• DATA EXTRACT
## Begin

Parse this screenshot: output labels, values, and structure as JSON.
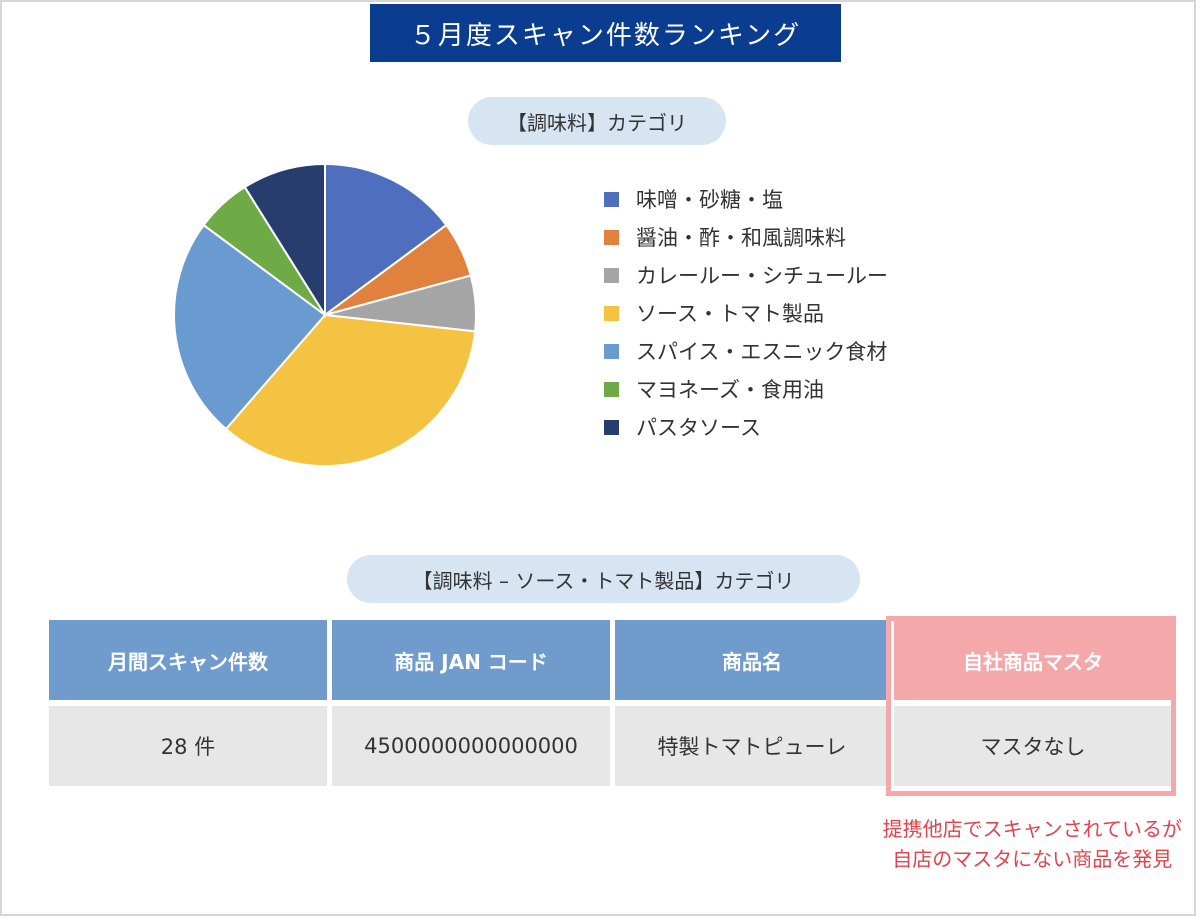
{
  "header": {
    "title": "５月度スキャン件数ランキング"
  },
  "pie_section": {
    "caption": "【調味料】カテゴリ"
  },
  "chart_data": {
    "type": "pie",
    "title": "【調味料】カテゴリ",
    "start_angle_deg": 0,
    "direction": "clockwise",
    "categories": [
      "味噌・砂糖・塩",
      "醤油・酢・和風調味料",
      "カレールー・シチュールー",
      "ソース・トマト製品",
      "スパイス・エスニック食材",
      "マヨネーズ・食用油",
      "パスタソース"
    ],
    "values": [
      15,
      6,
      6,
      35,
      24,
      6,
      9
    ],
    "colors": [
      "#4f6fbe",
      "#e0823e",
      "#a5a5a5",
      "#f5c342",
      "#6a9bd0",
      "#6eab47",
      "#263d6e"
    ],
    "legend_position": "right"
  },
  "table_section": {
    "caption": "【調味料 – ソース・トマト製品】カテゴリ"
  },
  "table": {
    "headers": [
      "月間スキャン件数",
      "商品 JAN コード",
      "商品名",
      "自社商品マスタ"
    ],
    "rows": [
      [
        "28 件",
        "4500000000000000",
        "特製トマトピューレ",
        "マスタなし"
      ]
    ]
  },
  "note": {
    "line1": "提携他店でスキャンされているが",
    "line2": "自店のマスタにない商品を発見"
  },
  "colors": {
    "banner": "#0a3d8f",
    "pill": "#d7e4f2",
    "table_header": "#6f9bcd",
    "highlight": "#f4a8aa",
    "note": "#e0444c"
  }
}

## End

• THE TASK
Pull every line containing "title" out of the records.

• TASK OUTPUT
    "title": "５月度スキャン件数ランキング"
    "title": "【調味料】カテゴリ",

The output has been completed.